- To do
Return the data exactly, with all pictures removed.

....

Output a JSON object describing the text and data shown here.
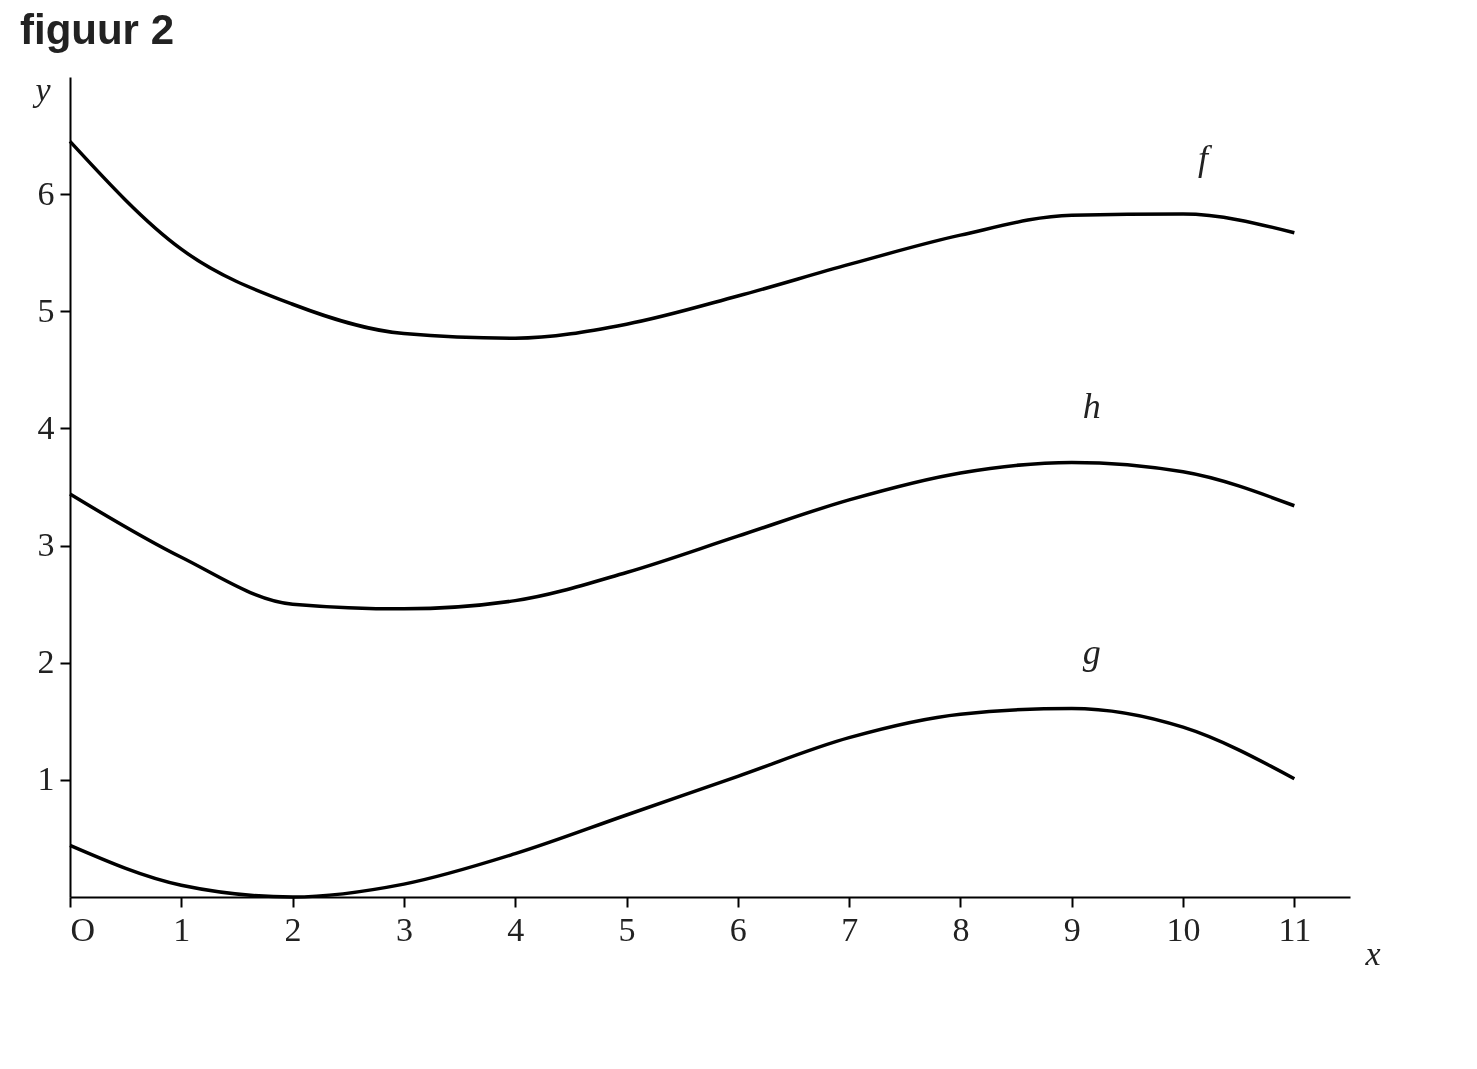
{
  "chart_data": {
    "type": "line",
    "title": "figuur 2",
    "xlabel": "x",
    "ylabel": "y",
    "x": [
      0,
      1,
      2,
      3,
      4,
      5,
      6,
      7,
      8,
      9,
      10,
      11
    ],
    "series": [
      {
        "name": "f",
        "color": "#000000",
        "values": [
          6.45,
          5.53,
          5.06,
          4.81,
          4.77,
          4.89,
          5.13,
          5.4,
          5.65,
          5.82,
          5.83,
          5.67
        ]
      },
      {
        "name": "h",
        "color": "#000000",
        "values": [
          3.44,
          2.9,
          2.5,
          2.46,
          2.53,
          2.77,
          3.08,
          3.39,
          3.62,
          3.71,
          3.63,
          3.34
        ]
      },
      {
        "name": "g",
        "color": "#000000",
        "values": [
          0.44,
          0.1,
          0.0,
          0.11,
          0.37,
          0.7,
          1.03,
          1.36,
          1.56,
          1.61,
          1.45,
          1.01
        ]
      }
    ],
    "xlim": [
      0,
      11.5
    ],
    "ylim": [
      0,
      7
    ],
    "xticks": [
      {
        "value": 0,
        "label": "O"
      },
      1,
      2,
      3,
      4,
      5,
      6,
      7,
      8,
      9,
      10,
      11
    ],
    "yticks": [
      1,
      2,
      3,
      4,
      5,
      6
    ]
  }
}
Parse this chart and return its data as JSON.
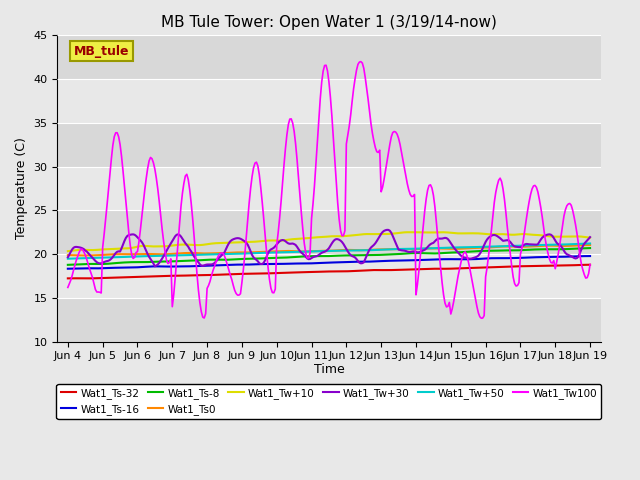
{
  "title": "MB Tule Tower: Open Water 1 (3/19/14-now)",
  "xlabel": "Time",
  "ylabel": "Temperature (C)",
  "ylim": [
    10,
    45
  ],
  "yticks": [
    10,
    15,
    20,
    25,
    30,
    35,
    40,
    45
  ],
  "background_color": "#e8e8e8",
  "plot_bg_color": "#e8e8e8",
  "annotation_label": "MB_tule",
  "annotation_color": "#990000",
  "annotation_bg": "#eeee44",
  "annotation_border": "#999900",
  "x_tick_labels": [
    "Jun 4",
    "Jun 5",
    "Jun 6",
    "Jun 7",
    "Jun 8",
    "Jun 9",
    "Jun 10",
    "Jun 11",
    "Jun 12",
    "Jun 13",
    "Jun 14",
    "Jun 15",
    "Jun 16",
    "Jun 17",
    "Jun 18",
    "Jun 19"
  ],
  "title_fontsize": 11,
  "axis_fontsize": 9,
  "tick_fontsize": 8,
  "series_order": [
    "Wat1_Ts-32",
    "Wat1_Ts-16",
    "Wat1_Ts-8",
    "Wat1_Ts0",
    "Wat1_Tw+10",
    "Wat1_Tw+30",
    "Wat1_Tw+50",
    "Wat1_Tw100"
  ],
  "legend_row1": [
    "Wat1_Ts-32",
    "Wat1_Ts-16",
    "Wat1_Ts-8",
    "Wat1_Ts0",
    "Wat1_Tw+10",
    "Wat1_Tw+30"
  ],
  "legend_row2": [
    "Wat1_Tw+50",
    "Wat1_Tw100"
  ],
  "series": {
    "Wat1_Ts-32": {
      "color": "#dd0000",
      "lw": 1.5
    },
    "Wat1_Ts-16": {
      "color": "#0000dd",
      "lw": 1.5
    },
    "Wat1_Ts-8": {
      "color": "#00bb00",
      "lw": 1.5
    },
    "Wat1_Ts0": {
      "color": "#ff8800",
      "lw": 1.5
    },
    "Wat1_Tw+10": {
      "color": "#dddd00",
      "lw": 1.5
    },
    "Wat1_Tw+30": {
      "color": "#8800cc",
      "lw": 1.5
    },
    "Wat1_Tw+50": {
      "color": "#00cccc",
      "lw": 1.5
    },
    "Wat1_Tw100": {
      "color": "#ff00ff",
      "lw": 1.2
    }
  }
}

....

- Solution to this task
Output a JSON object describing the text and data shown here.
{
  "chart_data": {
    "type": "line",
    "title": "figuur 2",
    "xlabel": "x",
    "ylabel": "y",
    "x": [
      0,
      1,
      2,
      3,
      4,
      5,
      6,
      7,
      8,
      9,
      10,
      11
    ],
    "series": [
      {
        "name": "f",
        "color": "#000000",
        "values": [
          6.45,
          5.53,
          5.06,
          4.81,
          4.77,
          4.89,
          5.13,
          5.4,
          5.65,
          5.82,
          5.83,
          5.67
        ]
      },
      {
        "name": "h",
        "color": "#000000",
        "values": [
          3.44,
          2.9,
          2.5,
          2.46,
          2.53,
          2.77,
          3.08,
          3.39,
          3.62,
          3.71,
          3.63,
          3.34
        ]
      },
      {
        "name": "g",
        "color": "#000000",
        "values": [
          0.44,
          0.1,
          0.0,
          0.11,
          0.37,
          0.7,
          1.03,
          1.36,
          1.56,
          1.61,
          1.45,
          1.01
        ]
      }
    ],
    "xlim": [
      0,
      11.5
    ],
    "ylim": [
      0,
      7
    ],
    "xticks": [
      {
        "value": 0,
        "label": "O"
      },
      1,
      2,
      3,
      4,
      5,
      6,
      7,
      8,
      9,
      10,
      11
    ],
    "yticks": [
      1,
      2,
      3,
      4,
      5,
      6
    ]
  }
}
Parse this chart and return its data as JSON.
{
  "title": "MB Tule Tower: Open Water 1 (3/19/14-now)",
  "xlabel": "Time",
  "ylabel": "Temperature (C)",
  "ylim": [
    10,
    45
  ],
  "yticks": [
    10,
    15,
    20,
    25,
    30,
    35,
    40,
    45
  ],
  "background_color": "#e8e8e8",
  "plot_bg_color": "#e8e8e8",
  "annotation_label": "MB_tule",
  "annotation_color": "#990000",
  "annotation_bg": "#eeee44",
  "annotation_border": "#999900",
  "x_tick_labels": [
    "Jun 4",
    "Jun 5",
    "Jun 6",
    "Jun 7",
    "Jun 8",
    "Jun 9",
    "Jun 10",
    "Jun 11",
    "Jun 12",
    "Jun 13",
    "Jun 14",
    "Jun 15",
    "Jun 16",
    "Jun 17",
    "Jun 18",
    "Jun 19"
  ],
  "title_fontsize": 11,
  "axis_fontsize": 9,
  "tick_fontsize": 8,
  "series_order": [
    "Wat1_Ts-32",
    "Wat1_Ts-16",
    "Wat1_Ts-8",
    "Wat1_Ts0",
    "Wat1_Tw+10",
    "Wat1_Tw+30",
    "Wat1_Tw+50",
    "Wat1_Tw100"
  ],
  "legend_row1": [
    "Wat1_Ts-32",
    "Wat1_Ts-16",
    "Wat1_Ts-8",
    "Wat1_Ts0",
    "Wat1_Tw+10",
    "Wat1_Tw+30"
  ],
  "legend_row2": [
    "Wat1_Tw+50",
    "Wat1_Tw100"
  ],
  "series": {
    "Wat1_Ts-32": {
      "color": "#dd0000",
      "lw": 1.5
    },
    "Wat1_Ts-16": {
      "color": "#0000dd",
      "lw": 1.5
    },
    "Wat1_Ts-8": {
      "color": "#00bb00",
      "lw": 1.5
    },
    "Wat1_Ts0": {
      "color": "#ff8800",
      "lw": 1.5
    },
    "Wat1_Tw+10": {
      "color": "#dddd00",
      "lw": 1.5
    },
    "Wat1_Tw+30": {
      "color": "#8800cc",
      "lw": 1.5
    },
    "Wat1_Tw+50": {
      "color": "#00cccc",
      "lw": 1.5
    },
    "Wat1_Tw100": {
      "color": "#ff00ff",
      "lw": 1.2
    }
  }
}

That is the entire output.